» WHAT IS EXPECTED
Give every line of the data again, unchanged, but with no pictures.

____

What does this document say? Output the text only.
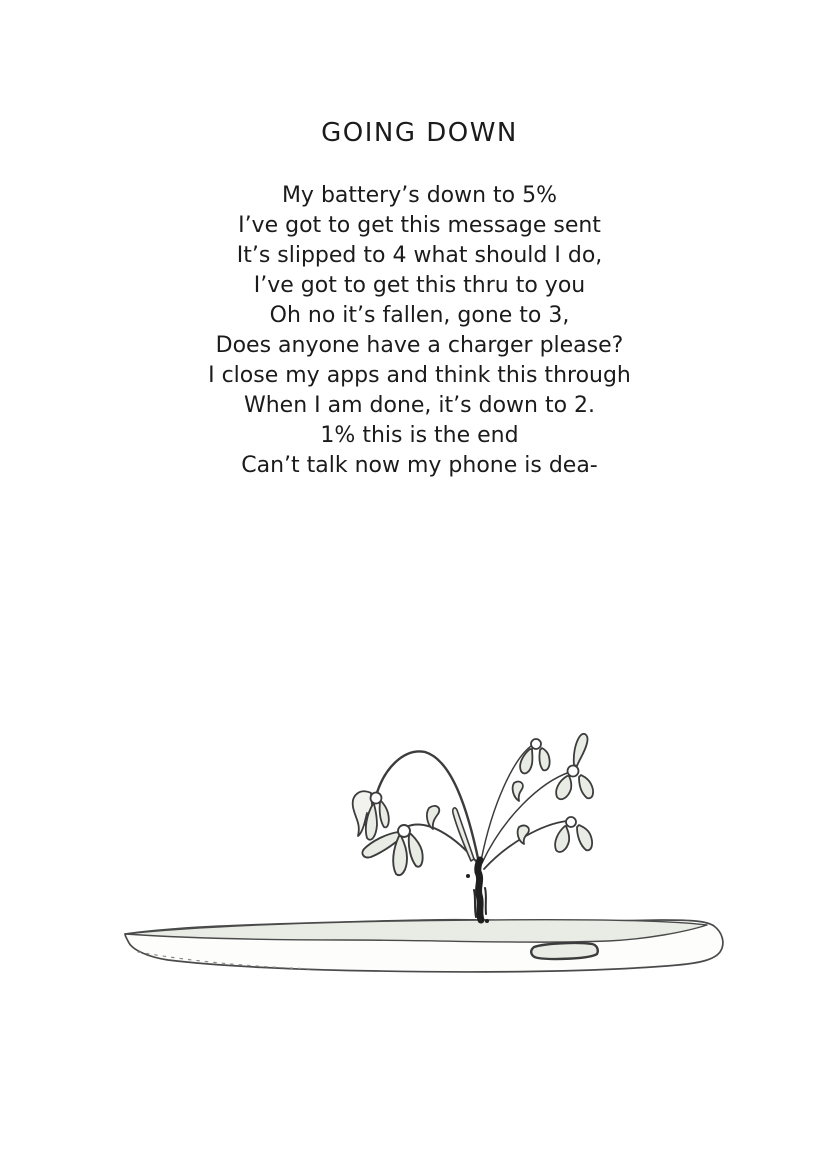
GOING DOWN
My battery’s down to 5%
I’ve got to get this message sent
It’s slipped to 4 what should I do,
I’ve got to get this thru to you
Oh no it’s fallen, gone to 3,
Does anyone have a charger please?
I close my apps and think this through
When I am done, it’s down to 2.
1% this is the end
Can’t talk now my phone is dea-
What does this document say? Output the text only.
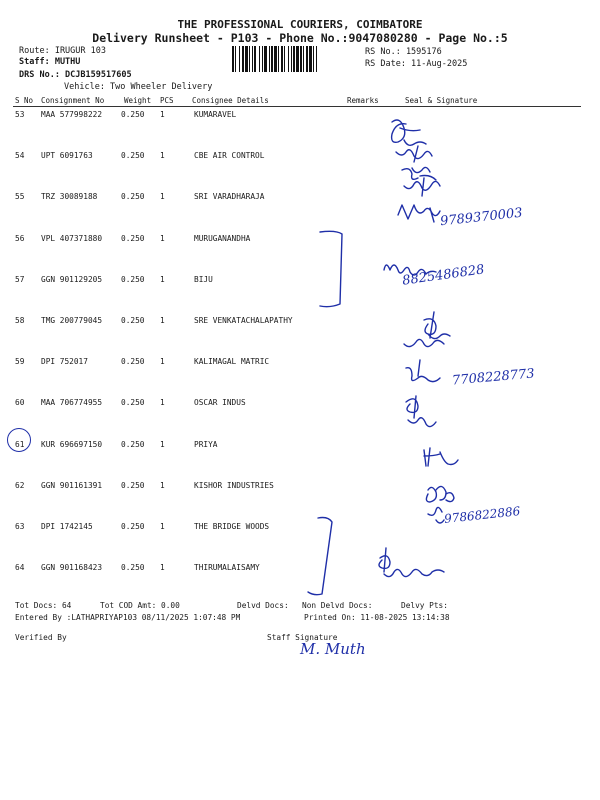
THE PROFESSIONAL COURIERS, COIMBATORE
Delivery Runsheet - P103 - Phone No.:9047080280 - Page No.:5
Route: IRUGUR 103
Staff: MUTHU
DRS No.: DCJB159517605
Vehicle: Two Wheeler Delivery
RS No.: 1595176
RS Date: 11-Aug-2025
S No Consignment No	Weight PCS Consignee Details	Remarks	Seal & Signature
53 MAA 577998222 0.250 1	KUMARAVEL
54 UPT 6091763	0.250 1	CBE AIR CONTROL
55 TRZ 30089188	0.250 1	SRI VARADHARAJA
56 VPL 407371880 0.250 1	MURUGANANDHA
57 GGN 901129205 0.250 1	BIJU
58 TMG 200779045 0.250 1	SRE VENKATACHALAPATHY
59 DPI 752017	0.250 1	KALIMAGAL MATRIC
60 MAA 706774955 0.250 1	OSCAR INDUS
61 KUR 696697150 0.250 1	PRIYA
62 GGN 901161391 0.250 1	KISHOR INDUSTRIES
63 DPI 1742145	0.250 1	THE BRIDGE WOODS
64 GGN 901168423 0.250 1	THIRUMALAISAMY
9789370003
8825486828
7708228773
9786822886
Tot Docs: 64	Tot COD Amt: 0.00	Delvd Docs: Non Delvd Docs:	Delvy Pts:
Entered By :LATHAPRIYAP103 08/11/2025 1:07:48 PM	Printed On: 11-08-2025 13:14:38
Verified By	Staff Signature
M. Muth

____

» RESPONSE TO THIS EXERCISE
What does this document say? Output the text only.
GOING DOWN
My battery’s down to 5%
I’ve got to get this message sent
It’s slipped to 4 what should I do,
I’ve got to get this thru to you
Oh no it’s fallen, gone to 3,
Does anyone have a charger please?
I close my apps and think this through
When I am done, it’s down to 2.
1% this is the end
Can’t talk now my phone is dea-
What does this document say? Output the text only.
THE PROFESSIONAL COURIERS, COIMBATORE
Delivery Runsheet - P103 - Phone No.:9047080280 - Page No.:5
Route: IRUGUR 103
Staff: MUTHU
DRS No.: DCJB159517605
Vehicle: Two Wheeler Delivery
RS No.: 1595176
RS Date: 11-Aug-2025
S No Consignment No	Weight PCS Consignee Details	Remarks	Seal & Signature
53 MAA 577998222 0.250 1	KUMARAVEL
54 UPT 6091763	0.250 1	CBE AIR CONTROL
55 TRZ 30089188	0.250 1	SRI VARADHARAJA
56 VPL 407371880 0.250 1	MURUGANANDHA
57 GGN 901129205 0.250 1	BIJU
58 TMG 200779045 0.250 1	SRE VENKATACHALAPATHY
59 DPI 752017	0.250 1	KALIMAGAL MATRIC
60 MAA 706774955 0.250 1	OSCAR INDUS
61 KUR 696697150 0.250 1	PRIYA
62 GGN 901161391 0.250 1	KISHOR INDUSTRIES
63 DPI 1742145	0.250 1	THE BRIDGE WOODS
64 GGN 901168423 0.250 1	THIRUMALAISAMY
9789370003
8825486828
7708228773
9786822886
Tot Docs: 64	Tot COD Amt: 0.00	Delvd Docs: Non Delvd Docs:	Delvy Pts:
Entered By :LATHAPRIYAP103 08/11/2025 1:07:48 PM	Printed On: 11-08-2025 13:14:38
Verified By	Staff Signature
M. Muth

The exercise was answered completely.